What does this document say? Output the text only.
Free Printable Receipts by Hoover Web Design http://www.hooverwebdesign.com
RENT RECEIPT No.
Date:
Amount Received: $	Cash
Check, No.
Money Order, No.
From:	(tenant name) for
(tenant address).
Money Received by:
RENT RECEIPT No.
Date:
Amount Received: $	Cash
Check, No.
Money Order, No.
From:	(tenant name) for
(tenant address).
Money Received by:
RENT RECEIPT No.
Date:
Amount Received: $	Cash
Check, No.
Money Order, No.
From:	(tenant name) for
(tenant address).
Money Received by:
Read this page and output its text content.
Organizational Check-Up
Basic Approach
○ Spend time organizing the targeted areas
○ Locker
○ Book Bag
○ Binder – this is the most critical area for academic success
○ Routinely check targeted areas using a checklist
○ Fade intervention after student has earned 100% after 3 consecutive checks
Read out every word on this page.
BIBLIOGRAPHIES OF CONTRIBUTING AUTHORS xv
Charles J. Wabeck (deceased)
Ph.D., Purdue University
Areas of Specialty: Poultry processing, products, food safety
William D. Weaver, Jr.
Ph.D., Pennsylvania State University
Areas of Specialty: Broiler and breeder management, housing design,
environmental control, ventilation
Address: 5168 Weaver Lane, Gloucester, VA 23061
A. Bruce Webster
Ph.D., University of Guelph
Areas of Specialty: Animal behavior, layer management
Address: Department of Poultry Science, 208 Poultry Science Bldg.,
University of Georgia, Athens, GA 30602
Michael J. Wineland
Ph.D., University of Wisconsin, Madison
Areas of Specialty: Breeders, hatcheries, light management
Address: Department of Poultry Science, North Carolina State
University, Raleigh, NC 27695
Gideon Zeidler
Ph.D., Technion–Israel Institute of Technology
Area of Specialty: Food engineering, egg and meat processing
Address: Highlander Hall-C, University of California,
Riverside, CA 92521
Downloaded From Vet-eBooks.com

**Given problem:**
Look through the data above. Find each line with the string "University" and copy it.

**Correct answer:**
Ph.D., Purdue University
Ph.D., Pennsylvania State University
Ph.D., University of Guelph
University of Georgia, Athens, GA 30602
Ph.D., University of Wisconsin, Madison
University, Raleigh, NC 27695
Address: Highlander Hall-C, University of California,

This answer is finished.